PROVIDED DATA |
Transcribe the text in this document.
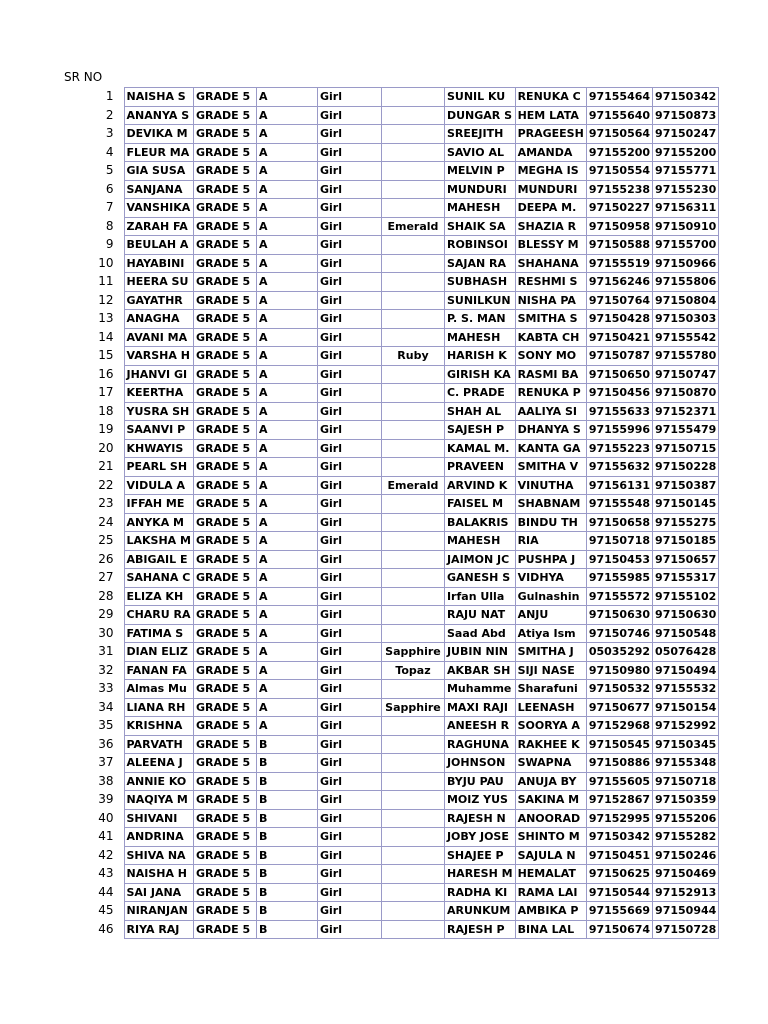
SR NO
1	NAISHA S	GRADE 5	A	Girl		SUNIL KU	RENUKA C	97155464	97150342
2	ANANYA S	GRADE 5	A	Girl		DUNGAR S	HEM LATA	97155640	97150873
3	DEVIKA M	GRADE 5	A	Girl		SREEJITH	PRAGEESH	97150564	97150247
4	FLEUR MA	GRADE 5	A	Girl		SAVIO AL	AMANDA	97155200	97155200
5	GIA SUSA	GRADE 5	A	Girl		MELVIN P	MEGHA IS	97150554	97155771
6	SANJANA	GRADE 5	A	Girl		MUNDURI	MUNDURI	97155238	97155230
7	VANSHIKA	GRADE 5	A	Girl		MAHESH	DEEPA M.	97150227	97156311
8	ZARAH FA	GRADE 5	A	Girl	Emerald	SHAIK SA	SHAZIA R	97150958	97150910
9	BEULAH A	GRADE 5	A	Girl		ROBINSOI	BLESSY M	97150588	97155700
10	HAYABINI	GRADE 5	A	Girl		SAJAN RA	SHAHANA	97155519	97150966
11	HEERA SU	GRADE 5	A	Girl		SUBHASH	RESHMI S	97156246	97155806
12	GAYATHR	GRADE 5	A	Girl		SUNILKUN	NISHA PA	97150764	97150804
13	ANAGHA	GRADE 5	A	Girl		P. S. MAN	SMITHA S	97150428	97150303
14	AVANI MA	GRADE 5	A	Girl		MAHESH	KABTA CH	97150421	97155542
15	VARSHA H	GRADE 5	A	Girl	Ruby	HARISH K	SONY MO	97150787	97155780
16	JHANVI GI	GRADE 5	A	Girl		GIRISH KA	RASMI BA	97150650	97150747
17	KEERTHA	GRADE 5	A	Girl		C. PRADE	RENUKA P	97150456	97150870
18	YUSRA SH	GRADE 5	A	Girl		SHAH AL	AALIYA SI	97155633	97152371
19	SAANVI P	GRADE 5	A	Girl		SAJESH P	DHANYA S	97155996	97155479
20	KHWAYIS	GRADE 5	A	Girl		KAMAL M.	KANTA GA	97155223	97150715
21	PEARL SH	GRADE 5	A	Girl		PRAVEEN	SMITHA V	97155632	97150228
22	VIDULA A	GRADE 5	A	Girl	Emerald	ARVIND K	VINUTHA	97156131	97150387
23	IFFAH ME	GRADE 5	A	Girl		FAISEL M	SHABNAM	97155548	97150145
24	ANYKA M	GRADE 5	A	Girl		BALAKRIS	BINDU TH	97150658	97155275
25	LAKSHA M	GRADE 5	A	Girl		MAHESH	RIA	97150718	97150185
26	ABIGAIL E	GRADE 5	A	Girl		JAIMON JC	PUSHPA J	97150453	97150657
27	SAHANA C	GRADE 5	A	Girl		GANESH S	VIDHYA	97155985	97155317
28	ELIZA KH	GRADE 5	A	Girl		Irfan Ulla	Gulnashin	97155572	97155102
29	CHARU RA	GRADE 5	A	Girl		RAJU NAT	ANJU	97150630	97150630
30	FATIMA S	GRADE 5	A	Girl		Saad Abd	Atiya Ism	97150746	97150548
31	DIAN ELIZ	GRADE 5	A	Girl	Sapphire	JUBIN NIN	SMITHA J	05035292	05076428
32	FANAN FA	GRADE 5	A	Girl	Topaz	AKBAR SH	SIJI NASE	97150980	97150494
33	Almas Mu	GRADE 5	A	Girl		Muhamme	Sharafuni	97150532	97155532
34	LIANA RH	GRADE 5	A	Girl	Sapphire	MAXI RAJI	LEENASH	97150677	97150154
35	KRISHNA	GRADE 5	A	Girl		ANEESH R	SOORYA A	97152968	97152992
36	PARVATH	GRADE 5	B	Girl		RAGHUNA	RAKHEE K	97150545	97150345
37	ALEENA J	GRADE 5	B	Girl		JOHNSON	SWAPNA	97150886	97155348
38	ANNIE KO	GRADE 5	B	Girl		BYJU PAU	ANUJA BY	97155605	97150718
39	NAQIYA M	GRADE 5	B	Girl		MOIZ YUS	SAKINA M	97152867	97150359
40	SHIVANI	GRADE 5	B	Girl		RAJESH N	ANOORAD	97152995	97155206
41	ANDRINA	GRADE 5	B	Girl		JOBY JOSE	SHINTO M	97150342	97155282
42	SHIVA NA	GRADE 5	B	Girl		SHAJEE P	SAJULA N	97150451	97150246
43	NAISHA H	GRADE 5	B	Girl		HARESH M	HEMALAT	97150625	97150469
44	SAI JANA	GRADE 5	B	Girl		RADHA KI	RAMA LAI	97150544	97152913
45	NIRANJAN	GRADE 5	B	Girl		ARUNKUM	AMBIKA P	97155669	97150944
46	RIYA RAJ	GRADE 5	B	Girl		RAJESH P	BINA LAL	97150674	97150728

CHALLENGE |
Where a line holds the string "NAISHA", copy that line.

TASK RESPONSE |
1	NAISHA S	GRADE 5	A	Girl		SUNIL KU	RENUKA C	97155464	97150342
43	NAISHA H	GRADE 5	B	Girl		HARESH M	HEMALAT	97150625	97150469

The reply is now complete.